> _Document_
****

I think there is a point here, which often applies to those of us with end user clients to support. 
It is the client's choice as to which version of any particular software they have installed, not ours to dictate. We might advise that they move to latest versions, but they might counter that with arguments such as waiting for bugs to be fixed and security / compatibility to be fully tested and proven before they migrate.  
Some of our clients might like to keep pace with the latest developments, while others might prefer to stick with the tried and tested versions as long as possible. It's their choice. If we refuse to support anything but latest versions then we just lose out on most of our work opportunities. The fact that we have to support a software installation which contains an old version of something doesn't necessarily mean that the software is currently distributed with that same old version. It means that it is currently in use with the old version, which might have been distributed and installed some time ago. 
Meanwhile, we have to support them - which often involves building a system for ourselves which mimics theirs in behaviour, and therefore in software versions too. Some can afford to go to the lengths of dedicating a machine to each build. My preference is to dedicate one hard drive or partition to each build. Anyway, the whole point is that those of us involved in third-party support often have to cope with different versions of a piece of software at the same time. There are various ways of achieving this. I just illustrated one of them.

****

> _Given records_
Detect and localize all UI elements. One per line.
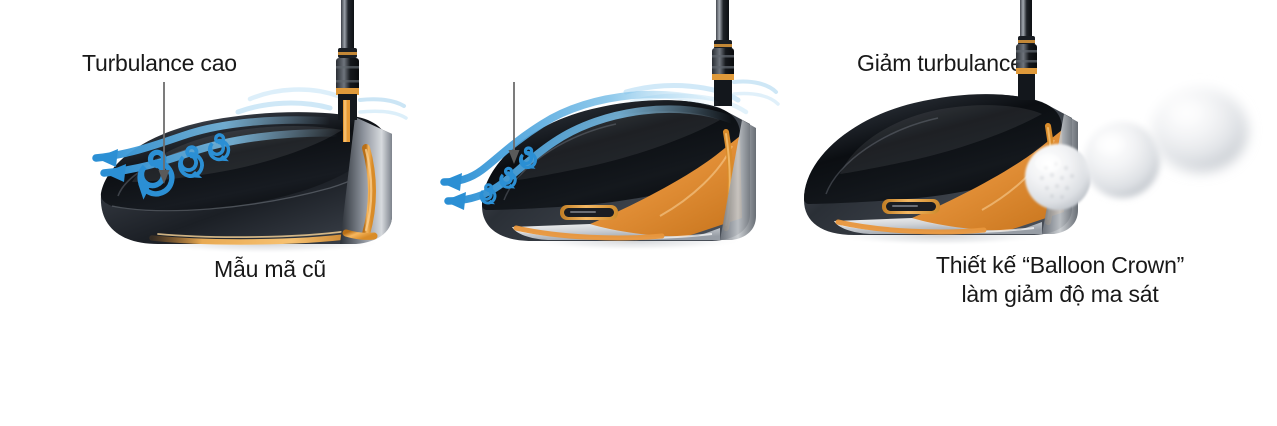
figure-canvas: Turbulance cao Mẫu mã cũ bbox=[0, 0, 1277, 426]
caption-old-model: Mẫu mã cũ bbox=[120, 255, 420, 284]
new-callout-leader bbox=[509, 82, 520, 164]
panel-swing-speed: ⇨TĂNG TỐC ĐỘ SWING bbox=[790, 0, 1277, 426]
panel-balloon-crown: Giảm turbulance Thiết kế “Balloon Crown”… bbox=[420, 0, 790, 426]
new-hosel-wisps bbox=[734, 81, 778, 104]
golf-ball-3 bbox=[1152, 88, 1248, 172]
panel-old-model: Turbulance cao Mẫu mã cũ bbox=[0, 0, 420, 426]
new-shaft-and-hosel bbox=[712, 0, 734, 106]
golf-ball-trail bbox=[1025, 88, 1248, 210]
callout-label-old: Turbulance cao bbox=[82, 50, 237, 77]
golf-ball-1 bbox=[1025, 144, 1091, 210]
old-hosel-wisps bbox=[360, 99, 406, 118]
result-driver-illustration bbox=[790, 0, 1277, 426]
result-shaft-and-hosel bbox=[1016, 0, 1037, 100]
new-driver-illustration bbox=[420, 0, 790, 426]
golf-ball-2 bbox=[1084, 122, 1160, 198]
old-flow-streamlines bbox=[238, 90, 338, 112]
result-sole-badge bbox=[882, 199, 940, 214]
new-sole-badge bbox=[560, 205, 618, 220]
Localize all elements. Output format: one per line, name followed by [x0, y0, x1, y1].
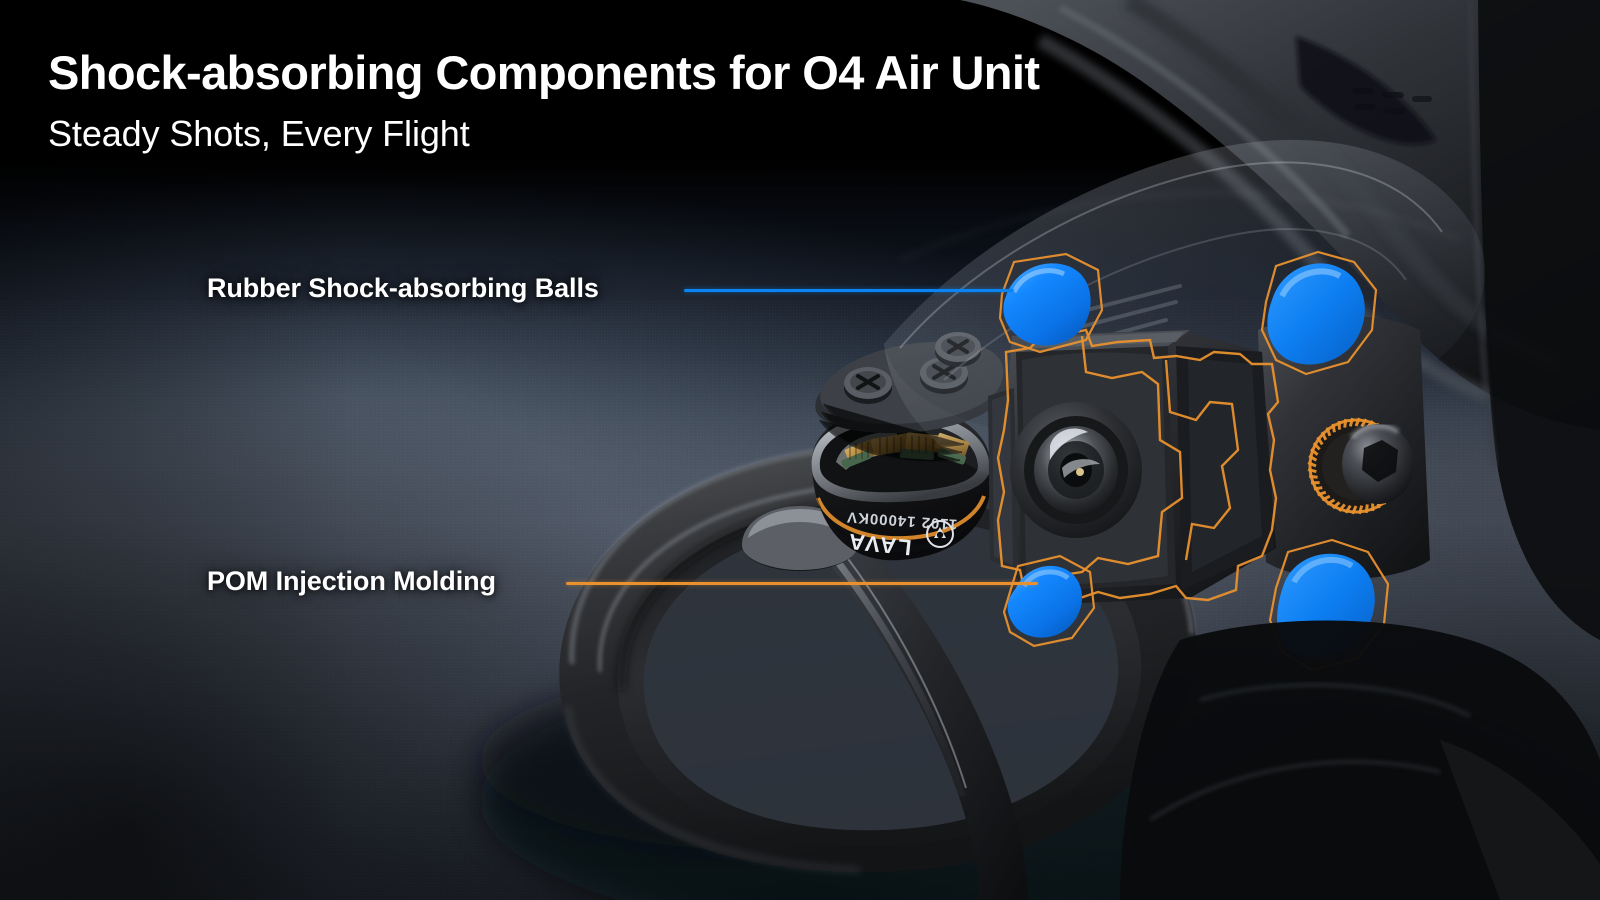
- callout-leader-line-balls: [684, 289, 1014, 292]
- product-feature-banner: 1102 14000KV LAVA: [0, 0, 1600, 900]
- page-subtitle: Steady Shots, Every Flight: [48, 114, 470, 154]
- callout-label-rubber-shock-absorbing-balls: Rubber Shock-absorbing Balls: [207, 273, 599, 304]
- callout-label-pom-injection-molding: POM Injection Molding: [207, 566, 496, 597]
- page-title: Shock-absorbing Components for O4 Air Un…: [48, 48, 1039, 98]
- callout-leader-line-pom: [566, 582, 1038, 585]
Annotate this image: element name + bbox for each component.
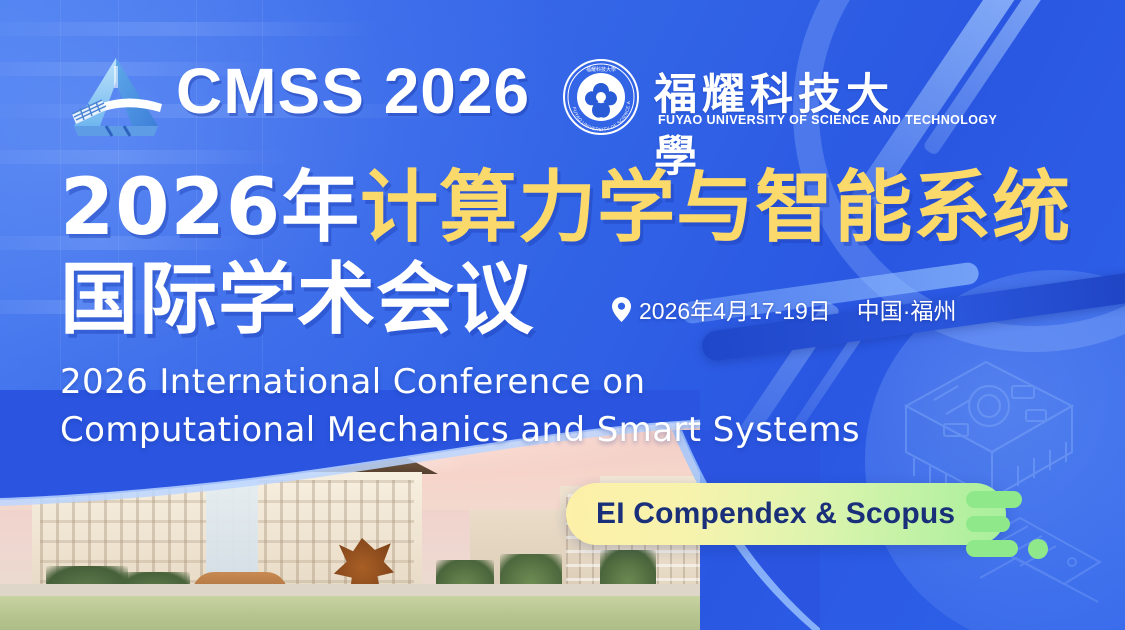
svg-text:福耀科技大學: 福耀科技大學 (586, 66, 616, 73)
conference-short-title: CMSS 2026 (176, 54, 530, 128)
title-en-line1: 2026 International Conference on (60, 358, 980, 406)
conference-date: 2026年4月17-19日 (639, 292, 831, 326)
title-cn-topic: 计算力学与智能系统 (360, 163, 1071, 253)
bg-diagonal-stripe (922, 0, 1075, 156)
conference-title-en: 2026 International Conference on Computa… (60, 358, 980, 454)
university-name-en: FUYAO UNIVERSITY OF SCIENCE AND TECHNOLO… (658, 113, 997, 127)
cmss-pyramid-bridge-logo (62, 52, 170, 140)
date-location-meta: 2026年4月17-19日 中国·福州 (612, 292, 956, 326)
title-cn-suffix: 国际学术会议 (60, 255, 534, 345)
e-bars-dot-mark-icon (966, 489, 1062, 563)
university-lockup: 福耀科技大學 FUYAO UNIVERSITY OF SCIENCE AND T… (562, 56, 902, 142)
location-pin-icon (612, 297, 631, 322)
conference-location: 中国·福州 (857, 292, 957, 326)
fuyao-university-seal: 福耀科技大學 FUYAO UNIVERSITY OF SCIENCE AND T… (562, 58, 640, 136)
bg-streak (0, 22, 380, 36)
indexing-badge-label: EI Compendex & Scopus (596, 497, 955, 531)
conference-banner: CMSS 2026 福耀科技大學 (0, 0, 1125, 630)
title-cn-year: 2026年 (60, 163, 360, 253)
indexing-badge: EI Compendex & Scopus (566, 483, 1006, 545)
title-en-line2: Computational Mechanics and Smart System… (60, 406, 980, 454)
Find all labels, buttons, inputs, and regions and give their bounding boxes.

****

> _Set of tasks_
(a) In the passage on supporting clients' software versions, what does the writer prefer to dedicate to each build?
(b) In the entries, transcribe everything from the line containing "- callout-leader-line-balls: [684, 289, 1014, 292]" down to the line containing "Annotate this image: element", with each line kept identical.

> _Per-task outputs_
(a) One hard drive or partition.

(b)
- callout-leader-line-balls: [684, 289, 1014, 292]
- product-feature-banner: 1102 14000KV LAVA: [0, 0, 1600, 900]
- page-subtitle: Steady Shots, Every Flight: [48, 114, 470, 154]
- callout-label-rubber-shock-absorbing-balls: Rubber Shock-absorbing Balls: [207, 273, 599, 304]
- callout-label-pom-injection-molding: POM Injection Molding: [207, 566, 496, 597]
- page-title: Shock-absorbing Components for O4 Air Un…: [48, 48, 1039, 98]
- callout-leader-line-pom: [566, 582, 1038, 585]
Annotate this image: element name + bbox for each component.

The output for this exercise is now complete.